» Directive:
Pick out the lines below with "Head" and list them.

(Data entries for graphics)
((
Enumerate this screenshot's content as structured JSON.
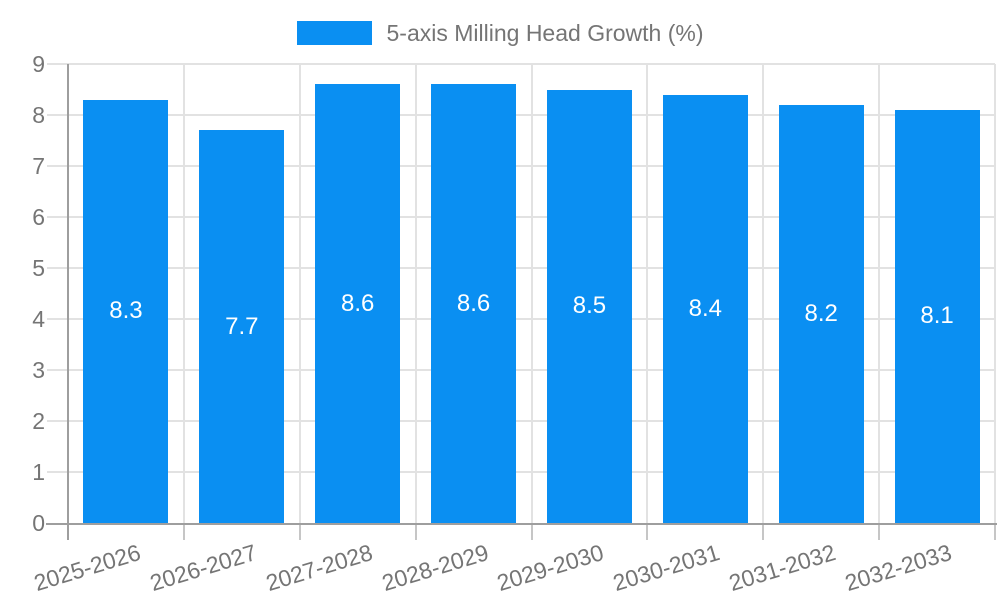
{
  "legend": {
    "label": "5-axis Milling Head Growth (%)",
    "swatch_color": "#0a8ff2",
    "position": "top"
  },
  "chart_data": {
    "type": "bar",
    "title": "5-axis Milling Head Growth (%)",
    "series_name": "5-axis Milling Head Growth (%)",
    "categories": [
      "2025-2026",
      "2026-2027",
      "2027-2028",
      "2028-2029",
      "2029-2030",
      "2030-2031",
      "2031-2032",
      "2032-2033"
    ],
    "values": [
      8.3,
      7.7,
      8.6,
      8.6,
      8.5,
      8.4,
      8.2,
      8.1
    ],
    "value_labels": [
      "8.3",
      "7.7",
      "8.6",
      "8.6",
      "8.5",
      "8.4",
      "8.2",
      "8.1"
    ],
    "xlabel": "",
    "ylabel": "",
    "ylim": [
      0,
      9
    ],
    "yticks": [
      0,
      1,
      2,
      3,
      4,
      5,
      6,
      7,
      8,
      9
    ],
    "grid": true,
    "legend_position": "top",
    "bar_color": "#0a8ff2",
    "bar_label_color": "#ffffff",
    "axis_text_color": "#757575",
    "gridline_color": "#e2e2e2",
    "axis_line_color": "#9e9e9e",
    "tick_mark_color": "#c6c6c6"
  }
}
))
» Correct answer:
    "label": "5-axis Milling Head Growth (%)",
    "title": "5-axis Milling Head Growth (%)",
    "series_name": "5-axis Milling Head Growth (%)",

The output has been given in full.